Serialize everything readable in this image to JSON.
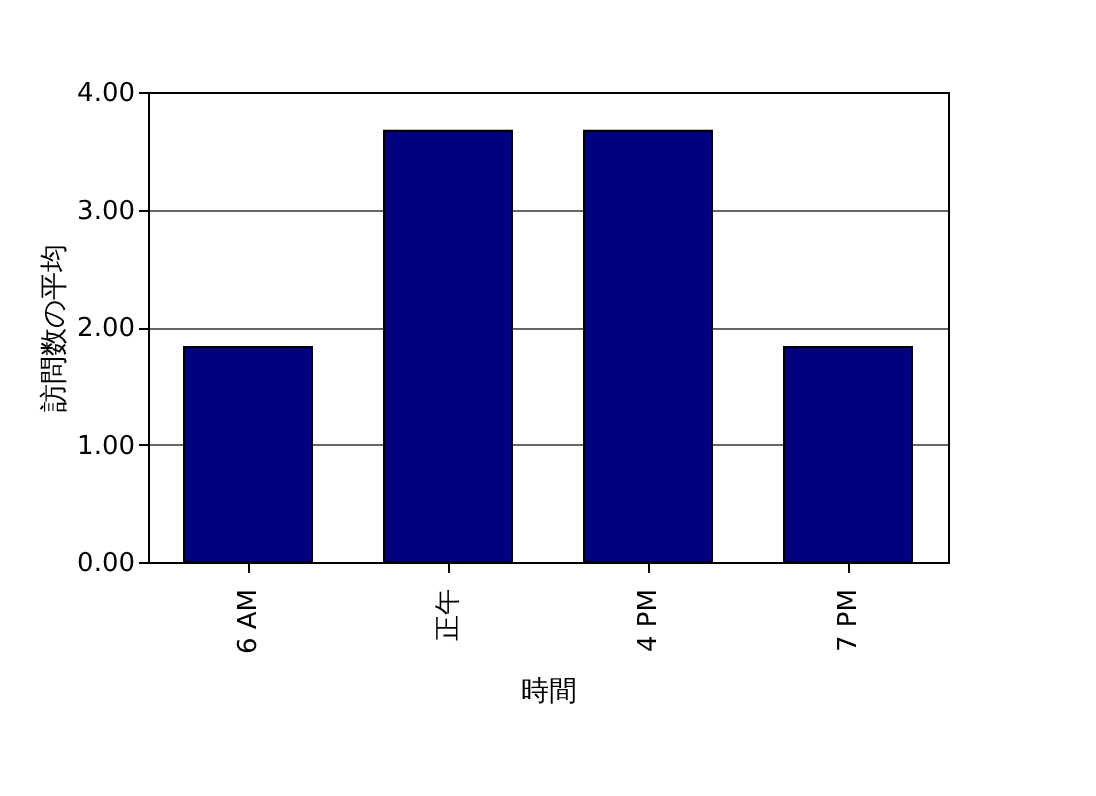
{
  "chart_data": {
    "type": "bar",
    "xlabel": "時間",
    "ylabel": "訪問数の平均",
    "categories": [
      "6 AM",
      "正午",
      "4 PM",
      "7 PM"
    ],
    "values": [
      1.83,
      3.67,
      3.67,
      1.83
    ],
    "color": "#000080",
    "ylim": [
      0,
      4
    ],
    "yticks": [
      {
        "value": 0,
        "label": "0.00"
      },
      {
        "value": 1,
        "label": "1.00"
      },
      {
        "value": 2,
        "label": "2.00"
      },
      {
        "value": 3,
        "label": "3.00"
      },
      {
        "value": 4,
        "label": "4.00"
      }
    ],
    "grid": "y"
  }
}
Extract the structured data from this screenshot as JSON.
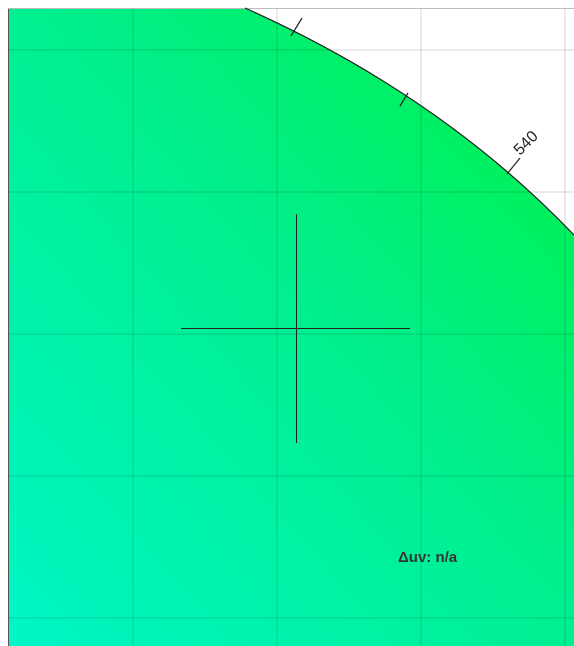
{
  "wavelength_labels": [
    "540"
  ],
  "readout": "Δuv: n/a"
}
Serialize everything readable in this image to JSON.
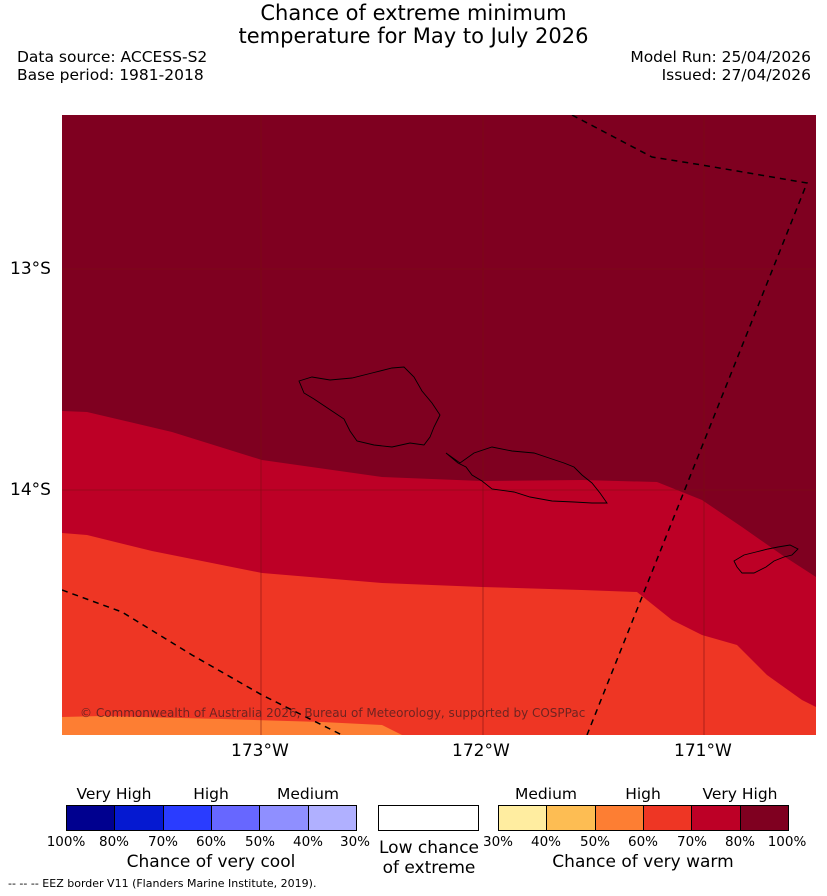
{
  "title_line1": "Chance of extreme minimum",
  "title_line2": "temperature for May to July 2026",
  "data_source": "Data source: ACCESS-S2",
  "base_period": "Base period: 1981-2018",
  "model_run": "Model Run: 25/04/2026",
  "issued": "Issued: 27/04/2026",
  "map": {
    "lat_labels": [
      "13°S",
      "14°S"
    ],
    "lon_labels": [
      "173°W",
      "172°W",
      "171°W"
    ],
    "copyright": "© Commonwealth of Australia 2026, Bureau of Meteorology, supported by COSPPac",
    "zone_colors": {
      "very_high_warm_90_100": "#7f0020",
      "very_high_warm_80_90": "#bd0026",
      "high_warm_70_80": "#ee3624",
      "high_warm_60_70": "#fd7e33"
    }
  },
  "legend_cool": {
    "categories": [
      "Very High",
      "High",
      "Medium"
    ],
    "ticks": [
      "100%",
      "80%",
      "70%",
      "60%",
      "50%",
      "40%",
      "30%"
    ],
    "colors": [
      "#00008f",
      "#0519d1",
      "#2a3cff",
      "#6767ff",
      "#8f8fff",
      "#b0b0ff"
    ],
    "caption": "Chance of very cool"
  },
  "legend_low": {
    "caption_line1": "Low chance",
    "caption_line2": "of extreme",
    "color": "#ffffff"
  },
  "legend_warm": {
    "categories": [
      "Medium",
      "High",
      "Very High"
    ],
    "ticks": [
      "30%",
      "40%",
      "50%",
      "60%",
      "70%",
      "80%",
      "100%"
    ],
    "colors": [
      "#ffeda0",
      "#fdbd53",
      "#fd7e33",
      "#ee3624",
      "#bd0026",
      "#7f0020"
    ],
    "caption": "Chance of very warm"
  },
  "footnote": "-- -- -- EEZ border V11 (Flanders Marine Institute, 2019)."
}
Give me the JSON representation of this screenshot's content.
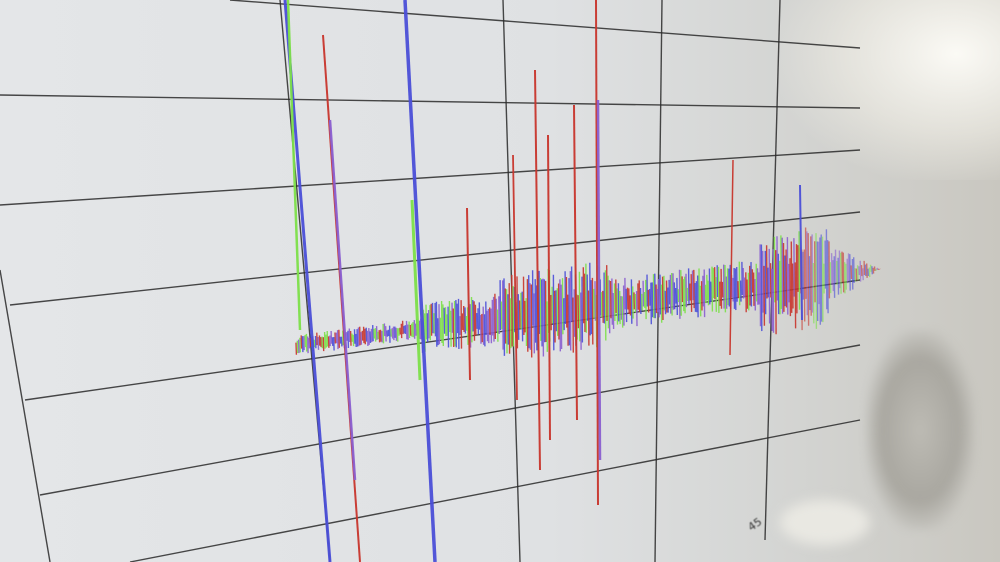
{
  "scene": {
    "description_tag": "",
    "tick_label": "45",
    "colors": {
      "grid": "#2a2a2a",
      "trace_blue": "#4b4fd8",
      "trace_red": "#c8352c",
      "trace_green": "#7de04a",
      "trace_purple": "#8a5fd0"
    }
  }
}
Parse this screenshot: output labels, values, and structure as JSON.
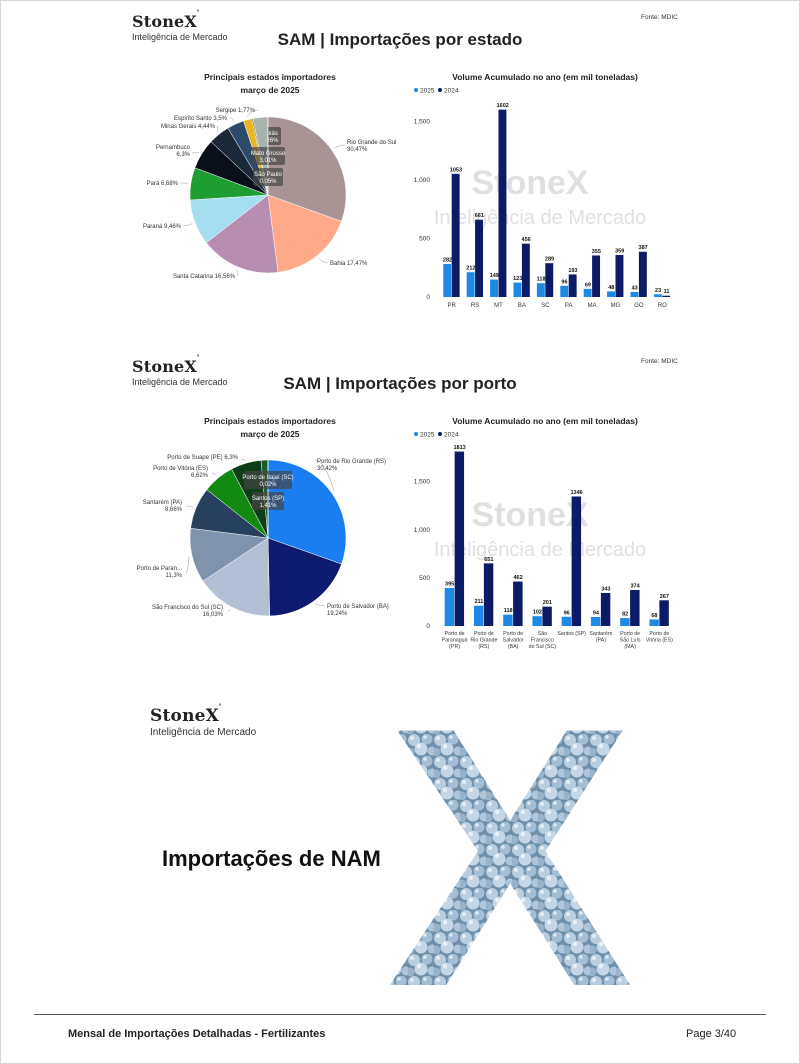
{
  "brand": {
    "name": "StoneX",
    "sub": "Inteligência de Mercado",
    "watermark_name": "StoneX",
    "watermark_sub": "Inteligência de Mercado"
  },
  "colors": {
    "bar_2025": "#1e88e5",
    "bar_2024": "#0d1a66"
  },
  "section1": {
    "title": "SAM | Importações por estado",
    "source": "Fonte: MDIC",
    "pie_title_line1": "Principais estados importadores",
    "pie_title_line2": "março de 2025",
    "bar_title": "Volume Acumulado no ano (em mil toneladas)"
  },
  "section2": {
    "title": "SAM | Importações por porto",
    "source": "Fonte: MDIC",
    "pie_title_line1": "Principais estados importadores",
    "pie_title_line2": "março de 2025",
    "bar_title": "Volume Acumulado no ano (em mil toneladas)"
  },
  "section3": {
    "title": "Importações de NAM",
    "big_letter": "X"
  },
  "footer": {
    "title": "Mensal de Importações Detalhadas - Fertilizantes",
    "page": "Page 3/40"
  },
  "chart_data": [
    {
      "type": "pie",
      "title": "Principais estados importadores",
      "subtitle": "março de 2025",
      "slices": [
        {
          "label": "Rio Grande do Sul",
          "value": 30.47,
          "text": "30,47%",
          "color": "#a89494"
        },
        {
          "label": "Bahia",
          "value": 17.47,
          "text": "17,47%",
          "color": "#ffa98a"
        },
        {
          "label": "Santa Catarina",
          "value": 16.56,
          "text": "16,56%",
          "color": "#b88db0"
        },
        {
          "label": "Paraná",
          "value": 9.46,
          "text": "9,46%",
          "color": "#a5def0"
        },
        {
          "label": "Pará",
          "value": 6.68,
          "text": "6,68%",
          "color": "#1e9e32"
        },
        {
          "label": "Pernambuco",
          "value": 6.3,
          "text": "6,3%",
          "color": "#0a0f1a"
        },
        {
          "label": "Minas Gerais",
          "value": 4.44,
          "text": "4,44%",
          "color": "#1a2838"
        },
        {
          "label": "Espírito Santo",
          "value": 3.5,
          "text": "3,5%",
          "color": "#2d4a6b"
        },
        {
          "label": "Sergipe",
          "value": 1.77,
          "text": "1,77%",
          "color": "#e8b820"
        },
        {
          "label": "Goiás",
          "value": 0.26,
          "text": "0,26%",
          "color": "#6e4f35"
        },
        {
          "label": "Mato Grosso",
          "value": 3.01,
          "text": "3,01%",
          "color": "#a6b4ad"
        },
        {
          "label": "São Paulo",
          "value": 0.05,
          "text": "0,05%",
          "color": "#4b6650"
        }
      ]
    },
    {
      "type": "bar",
      "title": "Volume Acumulado no ano (em mil toneladas)",
      "categories": [
        "PR",
        "RS",
        "MT",
        "BA",
        "SC",
        "PA",
        "MA",
        "MG",
        "GO",
        "RO"
      ],
      "series": [
        {
          "name": "2025",
          "values": [
            282,
            212,
            149,
            123,
            118,
            96,
            69,
            48,
            43,
            23
          ]
        },
        {
          "name": "2024",
          "values": [
            1053,
            661,
            1602,
            456,
            289,
            193,
            355,
            359,
            387,
            11
          ]
        }
      ],
      "y_ticks": [
        0,
        500,
        1000,
        1500
      ],
      "y_tick_labels": [
        "0",
        "500",
        "1.000",
        "1.500"
      ],
      "ylim": [
        0,
        1650
      ],
      "legend": "top-left"
    },
    {
      "type": "pie",
      "title": "Principais estados importadores",
      "subtitle": "março de 2025",
      "slices": [
        {
          "label": "Porto de Rio Grande (RS)",
          "value": 30.42,
          "text": "30,42%",
          "color": "#1a7ef0"
        },
        {
          "label": "Porto de Salvador (BA)",
          "value": 19.24,
          "text": "19,24%",
          "color": "#0d1a6e"
        },
        {
          "label": "São Francisco do Sul (SC)",
          "value": 16.03,
          "text": "16,03%",
          "color": "#b3bfd4"
        },
        {
          "label": "Porto de Paran...",
          "value": 11.3,
          "text": "11,3%",
          "color": "#7f93ad"
        },
        {
          "label": "Santarém (PA)",
          "value": 8.66,
          "text": "8,66%",
          "color": "#27405e"
        },
        {
          "label": "Porto de Vitória (ES)",
          "value": 6.62,
          "text": "6,62%",
          "color": "#128a12"
        },
        {
          "label": "Porto de Suape (PE)",
          "value": 6.3,
          "text": "6,3%",
          "color": "#0e3d1a"
        },
        {
          "label": "Santos (SP)",
          "value": 1.41,
          "text": "1,41%",
          "color": "#1b5c2a"
        },
        {
          "label": "Porto de Itajaí (SC)",
          "value": 0.02,
          "text": "0,02%",
          "color": "#1b5c2a"
        }
      ]
    },
    {
      "type": "bar",
      "title": "Volume Acumulado no ano (em mil toneladas)",
      "categories": [
        "Porto de Paranaguá (PR)",
        "Porto de Rio Grande (RS)",
        "Porto de Salvador (BA)",
        "São Francisco do Sul (SC)",
        "Santos (SP)",
        "Santarém (PA)",
        "Porto de São Luís (MA)",
        "Porto de Vitória (ES)"
      ],
      "category_lines": [
        [
          "Porto de",
          "Paranaguá",
          "(PR)"
        ],
        [
          "Porto de",
          "Rio Grande",
          "(RS)"
        ],
        [
          "Porto de",
          "Salvador",
          "(BA)"
        ],
        [
          "São",
          "Francisco",
          "do Sul (SC)"
        ],
        [
          "Santos (SP)"
        ],
        [
          "Santarém",
          "(PA)"
        ],
        [
          "Porto de",
          "São Luís",
          "(MA)"
        ],
        [
          "Porto de",
          "Vitória (ES)"
        ]
      ],
      "series": [
        {
          "name": "2025",
          "values": [
            395,
            211,
            118,
            102,
            96,
            94,
            82,
            68
          ]
        },
        {
          "name": "2024",
          "values": [
            1813,
            651,
            462,
            201,
            1346,
            343,
            374,
            267
          ]
        }
      ],
      "y_ticks": [
        0,
        500,
        1000,
        1500
      ],
      "y_tick_labels": [
        "0",
        "500",
        "1.000",
        "1.500"
      ],
      "ylim": [
        0,
        1850
      ],
      "legend": "top-left"
    }
  ]
}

◇ ◇ ◇ ◇ ◇

# [REQUIREMENTS]
The word "screenshot" may appear on some lines of these records; state how many such lines there are, and nothing else.

# [OUTPUT FOR THIS TASK]
3